## Dataset records
══════

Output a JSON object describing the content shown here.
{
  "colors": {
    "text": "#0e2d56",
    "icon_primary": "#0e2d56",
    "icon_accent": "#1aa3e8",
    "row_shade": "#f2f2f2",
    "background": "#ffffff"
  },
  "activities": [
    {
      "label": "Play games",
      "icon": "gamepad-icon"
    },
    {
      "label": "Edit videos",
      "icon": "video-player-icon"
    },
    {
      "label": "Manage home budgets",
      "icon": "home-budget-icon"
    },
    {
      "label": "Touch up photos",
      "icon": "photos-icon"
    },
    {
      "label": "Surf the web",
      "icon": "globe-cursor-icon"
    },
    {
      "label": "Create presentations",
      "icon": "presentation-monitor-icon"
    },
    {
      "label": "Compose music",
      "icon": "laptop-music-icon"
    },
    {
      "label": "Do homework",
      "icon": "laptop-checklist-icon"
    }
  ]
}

══════

## TASK BRIEF
Look through the material above and pick out each line holding the word "photos".

## COMPLETE RESPONSE
      "label": "Touch up photos",
      "icon": "photos-icon"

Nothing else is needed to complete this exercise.